● **YOUR GOAL**:
Go through the listing and return every line with "title" in it.

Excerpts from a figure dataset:
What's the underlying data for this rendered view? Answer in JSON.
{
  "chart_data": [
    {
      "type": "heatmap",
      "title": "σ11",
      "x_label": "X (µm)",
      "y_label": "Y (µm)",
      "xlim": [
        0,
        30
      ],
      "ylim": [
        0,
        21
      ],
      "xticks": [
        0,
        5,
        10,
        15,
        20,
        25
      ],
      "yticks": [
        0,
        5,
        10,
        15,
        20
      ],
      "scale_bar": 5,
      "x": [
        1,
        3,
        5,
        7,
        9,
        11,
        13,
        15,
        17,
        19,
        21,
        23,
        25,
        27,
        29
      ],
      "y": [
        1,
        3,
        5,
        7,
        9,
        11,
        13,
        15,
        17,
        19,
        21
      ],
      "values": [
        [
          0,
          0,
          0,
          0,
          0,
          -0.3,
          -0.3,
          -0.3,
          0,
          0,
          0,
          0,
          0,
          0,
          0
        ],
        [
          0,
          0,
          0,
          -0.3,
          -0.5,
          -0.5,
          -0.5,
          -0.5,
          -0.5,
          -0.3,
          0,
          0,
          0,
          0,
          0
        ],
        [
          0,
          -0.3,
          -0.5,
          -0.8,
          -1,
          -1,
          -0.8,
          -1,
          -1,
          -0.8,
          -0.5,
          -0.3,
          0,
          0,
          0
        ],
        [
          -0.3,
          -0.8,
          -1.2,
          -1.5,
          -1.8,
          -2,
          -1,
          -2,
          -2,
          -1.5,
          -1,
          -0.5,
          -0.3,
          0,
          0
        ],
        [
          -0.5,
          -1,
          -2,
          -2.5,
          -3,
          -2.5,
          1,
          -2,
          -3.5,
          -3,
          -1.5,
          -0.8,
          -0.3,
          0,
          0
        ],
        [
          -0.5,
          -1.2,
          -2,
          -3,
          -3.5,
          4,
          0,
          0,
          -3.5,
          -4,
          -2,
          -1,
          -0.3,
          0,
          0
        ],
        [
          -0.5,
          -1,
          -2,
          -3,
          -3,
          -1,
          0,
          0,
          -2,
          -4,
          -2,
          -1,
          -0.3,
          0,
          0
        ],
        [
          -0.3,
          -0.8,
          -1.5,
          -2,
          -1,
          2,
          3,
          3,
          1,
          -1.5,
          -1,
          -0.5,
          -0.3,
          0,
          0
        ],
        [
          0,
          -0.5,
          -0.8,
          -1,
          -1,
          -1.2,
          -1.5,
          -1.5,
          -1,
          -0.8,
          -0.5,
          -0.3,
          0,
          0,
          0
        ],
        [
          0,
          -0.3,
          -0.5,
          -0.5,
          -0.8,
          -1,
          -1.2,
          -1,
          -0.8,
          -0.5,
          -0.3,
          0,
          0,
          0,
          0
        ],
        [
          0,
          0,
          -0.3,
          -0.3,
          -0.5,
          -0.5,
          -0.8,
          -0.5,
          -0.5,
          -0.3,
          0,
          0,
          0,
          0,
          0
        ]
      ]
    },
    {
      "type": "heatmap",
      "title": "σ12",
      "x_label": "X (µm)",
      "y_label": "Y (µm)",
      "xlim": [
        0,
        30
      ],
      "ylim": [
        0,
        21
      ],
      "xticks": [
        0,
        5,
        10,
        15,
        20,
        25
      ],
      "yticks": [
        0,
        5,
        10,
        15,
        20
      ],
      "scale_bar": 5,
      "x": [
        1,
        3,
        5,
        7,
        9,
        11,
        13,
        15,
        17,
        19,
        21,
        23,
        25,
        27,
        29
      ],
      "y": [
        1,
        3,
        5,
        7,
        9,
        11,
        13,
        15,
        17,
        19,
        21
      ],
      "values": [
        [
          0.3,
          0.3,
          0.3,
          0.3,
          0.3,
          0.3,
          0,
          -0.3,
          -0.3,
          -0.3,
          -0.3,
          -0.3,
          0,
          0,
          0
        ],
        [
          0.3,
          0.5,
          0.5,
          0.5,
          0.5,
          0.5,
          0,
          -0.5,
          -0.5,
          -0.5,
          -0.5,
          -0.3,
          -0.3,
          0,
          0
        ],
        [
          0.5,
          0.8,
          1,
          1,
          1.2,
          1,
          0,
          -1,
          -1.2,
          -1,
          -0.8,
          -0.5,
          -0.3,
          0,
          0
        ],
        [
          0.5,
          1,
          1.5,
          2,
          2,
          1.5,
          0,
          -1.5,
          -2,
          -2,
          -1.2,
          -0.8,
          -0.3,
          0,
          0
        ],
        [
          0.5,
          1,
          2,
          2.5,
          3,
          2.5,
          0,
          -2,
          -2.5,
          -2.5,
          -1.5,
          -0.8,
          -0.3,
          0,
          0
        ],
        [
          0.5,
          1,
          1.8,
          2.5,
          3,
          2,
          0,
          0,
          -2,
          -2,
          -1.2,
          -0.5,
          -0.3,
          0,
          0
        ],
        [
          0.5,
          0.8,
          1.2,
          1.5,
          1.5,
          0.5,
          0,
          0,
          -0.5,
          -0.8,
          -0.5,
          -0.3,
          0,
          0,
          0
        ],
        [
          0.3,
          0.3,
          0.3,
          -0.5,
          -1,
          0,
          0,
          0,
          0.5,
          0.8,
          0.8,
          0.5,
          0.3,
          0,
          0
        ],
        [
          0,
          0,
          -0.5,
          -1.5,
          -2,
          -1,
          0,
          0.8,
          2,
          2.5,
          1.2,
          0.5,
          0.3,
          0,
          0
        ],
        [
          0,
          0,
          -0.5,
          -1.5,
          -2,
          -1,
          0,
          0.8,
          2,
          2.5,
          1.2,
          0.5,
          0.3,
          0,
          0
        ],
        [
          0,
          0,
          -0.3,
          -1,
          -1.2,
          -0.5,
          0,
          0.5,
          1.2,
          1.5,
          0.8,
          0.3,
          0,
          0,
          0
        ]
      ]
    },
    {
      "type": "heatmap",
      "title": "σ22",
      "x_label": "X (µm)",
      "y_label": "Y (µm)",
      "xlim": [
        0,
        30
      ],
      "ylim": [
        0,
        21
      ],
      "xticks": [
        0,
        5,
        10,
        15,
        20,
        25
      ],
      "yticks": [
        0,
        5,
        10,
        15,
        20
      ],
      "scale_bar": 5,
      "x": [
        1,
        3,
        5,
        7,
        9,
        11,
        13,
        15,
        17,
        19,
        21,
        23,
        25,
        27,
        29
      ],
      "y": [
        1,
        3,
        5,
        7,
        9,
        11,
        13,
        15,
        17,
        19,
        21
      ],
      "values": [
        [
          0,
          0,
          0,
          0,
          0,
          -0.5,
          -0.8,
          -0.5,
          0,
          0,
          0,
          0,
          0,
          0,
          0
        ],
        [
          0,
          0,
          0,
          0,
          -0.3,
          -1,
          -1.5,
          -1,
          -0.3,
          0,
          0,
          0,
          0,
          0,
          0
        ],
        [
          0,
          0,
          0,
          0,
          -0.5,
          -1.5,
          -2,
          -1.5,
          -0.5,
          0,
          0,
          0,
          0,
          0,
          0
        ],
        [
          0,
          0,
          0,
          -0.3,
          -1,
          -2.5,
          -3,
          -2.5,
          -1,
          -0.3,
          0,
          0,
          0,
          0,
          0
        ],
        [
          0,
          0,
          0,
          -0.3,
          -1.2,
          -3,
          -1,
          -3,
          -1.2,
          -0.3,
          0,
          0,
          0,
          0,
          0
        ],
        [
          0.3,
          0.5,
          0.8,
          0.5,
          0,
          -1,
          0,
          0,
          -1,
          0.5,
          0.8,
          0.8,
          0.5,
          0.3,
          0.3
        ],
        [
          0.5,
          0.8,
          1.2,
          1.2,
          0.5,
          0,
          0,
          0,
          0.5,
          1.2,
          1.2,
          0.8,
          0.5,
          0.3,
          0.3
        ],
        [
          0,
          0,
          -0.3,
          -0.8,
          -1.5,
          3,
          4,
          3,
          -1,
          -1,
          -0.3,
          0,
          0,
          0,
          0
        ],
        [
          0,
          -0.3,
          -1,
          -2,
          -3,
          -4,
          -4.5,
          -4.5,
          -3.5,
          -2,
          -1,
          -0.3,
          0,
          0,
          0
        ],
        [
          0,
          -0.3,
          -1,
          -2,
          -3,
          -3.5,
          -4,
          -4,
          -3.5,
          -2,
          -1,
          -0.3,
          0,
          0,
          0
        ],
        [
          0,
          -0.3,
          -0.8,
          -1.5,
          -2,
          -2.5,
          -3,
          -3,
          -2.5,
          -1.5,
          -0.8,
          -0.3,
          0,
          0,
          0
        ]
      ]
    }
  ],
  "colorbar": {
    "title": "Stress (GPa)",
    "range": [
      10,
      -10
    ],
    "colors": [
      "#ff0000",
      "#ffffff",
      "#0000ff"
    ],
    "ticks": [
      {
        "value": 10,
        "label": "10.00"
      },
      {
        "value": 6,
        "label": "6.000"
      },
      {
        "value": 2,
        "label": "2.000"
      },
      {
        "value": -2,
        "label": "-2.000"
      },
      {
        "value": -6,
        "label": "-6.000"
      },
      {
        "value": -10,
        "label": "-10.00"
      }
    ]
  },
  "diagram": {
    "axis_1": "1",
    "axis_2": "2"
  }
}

● **WRITTEN RESPONSE**:
      "title": "σ11",
      "title": "σ12",
      "title": "σ22",
    "title": "Stress (GPa)",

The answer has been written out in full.